## WHAT THE TASK ASKS
Pictures should be excluded; otherwise, copy every entry exactly.

## EXTRACTED MATERIAL
▬▬▬▬▬▬
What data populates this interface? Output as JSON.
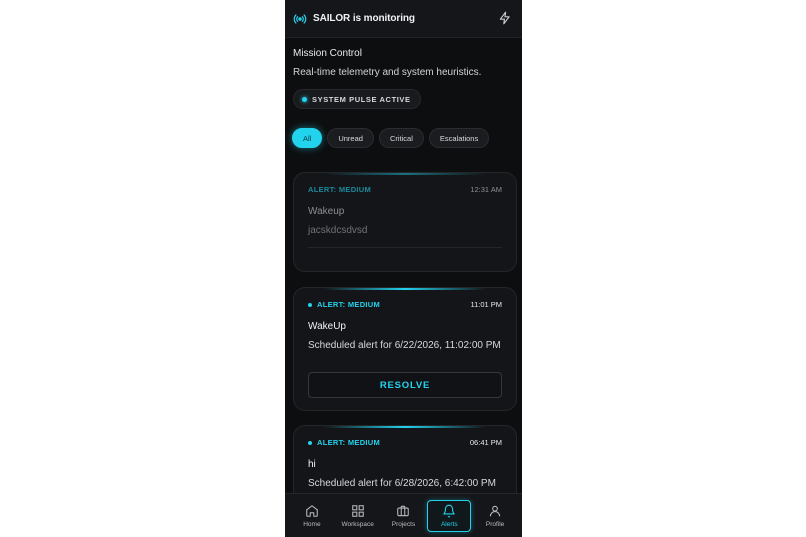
{
  "header": {
    "title": "SAILOR is monitoring"
  },
  "intro": {
    "title": "Mission Control",
    "subtitle": "Real-time telemetry and system heuristics.",
    "pulse_label": "SYSTEM PULSE ACTIVE"
  },
  "filters": [
    {
      "label": "All",
      "active": true
    },
    {
      "label": "Unread",
      "active": false
    },
    {
      "label": "Critical",
      "active": false
    },
    {
      "label": "Escalations",
      "active": false
    }
  ],
  "alerts": [
    {
      "severity": "ALERT: MEDIUM",
      "time": "12:31 AM",
      "title": "Wakeup",
      "description": "jacskdcsdvsd",
      "resolved": true
    },
    {
      "severity": "ALERT: MEDIUM",
      "time": "11:01 PM",
      "title": "WakeUp",
      "description": "Scheduled alert for 6/22/2026, 11:02:00 PM",
      "action": "RESOLVE"
    },
    {
      "severity": "ALERT: MEDIUM",
      "time": "06:41 PM",
      "title": "hi",
      "description": "Scheduled alert for 6/28/2026, 6:42:00 PM"
    }
  ],
  "nav": [
    {
      "label": "Home",
      "icon": "home-icon"
    },
    {
      "label": "Workspace",
      "icon": "grid-icon"
    },
    {
      "label": "Projects",
      "icon": "briefcase-icon"
    },
    {
      "label": "Alerts",
      "icon": "bell-icon",
      "active": true
    },
    {
      "label": "Profile",
      "icon": "user-icon"
    }
  ],
  "colors": {
    "accent": "#22d3ee",
    "background": "#0d0e10",
    "surface": "#141518"
  }
}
▬▬▬▬▬▬
## ANSWER IN FULL
What data populates this interface? Output as JSON.
{
  "header": {
    "title": "SAILOR is monitoring"
  },
  "intro": {
    "title": "Mission Control",
    "subtitle": "Real-time telemetry and system heuristics.",
    "pulse_label": "SYSTEM PULSE ACTIVE"
  },
  "filters": [
    {
      "label": "All",
      "active": true
    },
    {
      "label": "Unread",
      "active": false
    },
    {
      "label": "Critical",
      "active": false
    },
    {
      "label": "Escalations",
      "active": false
    }
  ],
  "alerts": [
    {
      "severity": "ALERT: MEDIUM",
      "time": "12:31 AM",
      "title": "Wakeup",
      "description": "jacskdcsdvsd",
      "resolved": true
    },
    {
      "severity": "ALERT: MEDIUM",
      "time": "11:01 PM",
      "title": "WakeUp",
      "description": "Scheduled alert for 6/22/2026, 11:02:00 PM",
      "action": "RESOLVE"
    },
    {
      "severity": "ALERT: MEDIUM",
      "time": "06:41 PM",
      "title": "hi",
      "description": "Scheduled alert for 6/28/2026, 6:42:00 PM"
    }
  ],
  "nav": [
    {
      "label": "Home",
      "icon": "home-icon"
    },
    {
      "label": "Workspace",
      "icon": "grid-icon"
    },
    {
      "label": "Projects",
      "icon": "briefcase-icon"
    },
    {
      "label": "Alerts",
      "icon": "bell-icon",
      "active": true
    },
    {
      "label": "Profile",
      "icon": "user-icon"
    }
  ],
  "colors": {
    "accent": "#22d3ee",
    "background": "#0d0e10",
    "surface": "#141518"
  }
}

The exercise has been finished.